> GIVEN INSTRUCTION
Rewrite the records below, changing every "3660 Hz" to "3.66 kHz" and keeping all other text the same.

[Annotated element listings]

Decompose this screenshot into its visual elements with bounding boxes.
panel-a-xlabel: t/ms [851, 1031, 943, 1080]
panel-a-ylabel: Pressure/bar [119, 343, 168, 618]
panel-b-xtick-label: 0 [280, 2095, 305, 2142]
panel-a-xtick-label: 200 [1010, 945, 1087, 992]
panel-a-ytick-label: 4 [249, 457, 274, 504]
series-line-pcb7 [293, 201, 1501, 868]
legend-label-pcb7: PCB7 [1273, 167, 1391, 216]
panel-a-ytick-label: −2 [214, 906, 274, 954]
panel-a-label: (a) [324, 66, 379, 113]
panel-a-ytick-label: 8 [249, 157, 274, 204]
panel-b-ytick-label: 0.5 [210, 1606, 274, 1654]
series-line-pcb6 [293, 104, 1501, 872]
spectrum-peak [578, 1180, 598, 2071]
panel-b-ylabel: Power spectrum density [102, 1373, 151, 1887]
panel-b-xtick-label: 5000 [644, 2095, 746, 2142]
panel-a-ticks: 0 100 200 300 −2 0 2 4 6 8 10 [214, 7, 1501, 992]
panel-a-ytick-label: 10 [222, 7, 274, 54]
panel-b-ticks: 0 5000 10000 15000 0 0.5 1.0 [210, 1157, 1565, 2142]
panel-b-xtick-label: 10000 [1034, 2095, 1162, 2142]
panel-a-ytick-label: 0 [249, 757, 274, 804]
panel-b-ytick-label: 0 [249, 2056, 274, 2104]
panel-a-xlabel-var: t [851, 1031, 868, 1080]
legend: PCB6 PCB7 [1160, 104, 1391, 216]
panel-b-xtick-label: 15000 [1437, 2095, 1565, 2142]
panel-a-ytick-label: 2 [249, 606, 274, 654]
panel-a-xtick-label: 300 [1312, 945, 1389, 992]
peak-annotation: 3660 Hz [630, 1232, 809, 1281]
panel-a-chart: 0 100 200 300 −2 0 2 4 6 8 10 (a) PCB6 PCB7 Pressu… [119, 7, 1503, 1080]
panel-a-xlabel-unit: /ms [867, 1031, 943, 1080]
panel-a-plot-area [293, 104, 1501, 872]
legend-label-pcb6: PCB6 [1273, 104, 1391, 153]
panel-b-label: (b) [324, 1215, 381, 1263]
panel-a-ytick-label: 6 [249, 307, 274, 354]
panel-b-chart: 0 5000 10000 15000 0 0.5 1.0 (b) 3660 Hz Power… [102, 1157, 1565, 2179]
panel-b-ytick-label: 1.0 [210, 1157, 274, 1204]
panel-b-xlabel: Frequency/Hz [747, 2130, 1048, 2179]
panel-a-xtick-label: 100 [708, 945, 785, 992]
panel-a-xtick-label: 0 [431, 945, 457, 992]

> RESPONSE
Decompose this screenshot into its visual elements with bounding boxes.
panel-a-xlabel: t/ms [851, 1031, 943, 1080]
panel-a-ylabel: Pressure/bar [119, 343, 168, 618]
panel-b-xtick-label: 0 [280, 2095, 305, 2142]
panel-a-xtick-label: 200 [1010, 945, 1087, 992]
panel-a-ytick-label: 4 [249, 457, 274, 504]
series-line-pcb7 [293, 201, 1501, 868]
legend-label-pcb7: PCB7 [1273, 167, 1391, 216]
panel-a-ytick-label: −2 [214, 906, 274, 954]
panel-a-label: (a) [324, 66, 379, 113]
panel-a-ytick-label: 8 [249, 157, 274, 204]
panel-b-ytick-label: 0.5 [210, 1606, 274, 1654]
series-line-pcb6 [293, 104, 1501, 872]
spectrum-peak [578, 1180, 598, 2071]
panel-b-ylabel: Power spectrum density [102, 1373, 151, 1887]
panel-b-xtick-label: 5000 [644, 2095, 746, 2142]
panel-a-ticks: 0 100 200 300 −2 0 2 4 6 8 10 [214, 7, 1501, 992]
panel-a-ytick-label: 10 [222, 7, 274, 54]
panel-b-ticks: 0 5000 10000 15000 0 0.5 1.0 [210, 1157, 1565, 2142]
panel-b-xtick-label: 10000 [1034, 2095, 1162, 2142]
panel-a-ytick-label: 0 [249, 757, 274, 804]
panel-b-ytick-label: 0 [249, 2056, 274, 2104]
panel-a-xlabel-var: t [851, 1031, 868, 1080]
legend: PCB6 PCB7 [1160, 104, 1391, 216]
panel-b-xtick-label: 15000 [1437, 2095, 1565, 2142]
panel-a-ytick-label: 2 [249, 606, 274, 654]
panel-a-xtick-label: 300 [1312, 945, 1389, 992]
peak-annotation: 3.66 kHz [630, 1232, 809, 1281]
panel-a-chart: 0 100 200 300 −2 0 2 4 6 8 10 (a) PCB6 PCB7 Pressu… [119, 7, 1503, 1080]
panel-a-xlabel-unit: /ms [867, 1031, 943, 1080]
panel-a-plot-area [293, 104, 1501, 872]
legend-label-pcb6: PCB6 [1273, 104, 1391, 153]
panel-b-label: (b) [324, 1215, 381, 1263]
panel-a-ytick-label: 6 [249, 307, 274, 354]
panel-b-chart: 0 5000 10000 15000 0 0.5 1.0 (b) 3.66 kHz Power… [102, 1157, 1565, 2179]
panel-b-ytick-label: 1.0 [210, 1157, 274, 1204]
panel-b-xlabel: Frequency/Hz [747, 2130, 1048, 2179]
panel-a-xtick-label: 100 [708, 945, 785, 992]
panel-a-xtick-label: 0 [431, 945, 457, 992]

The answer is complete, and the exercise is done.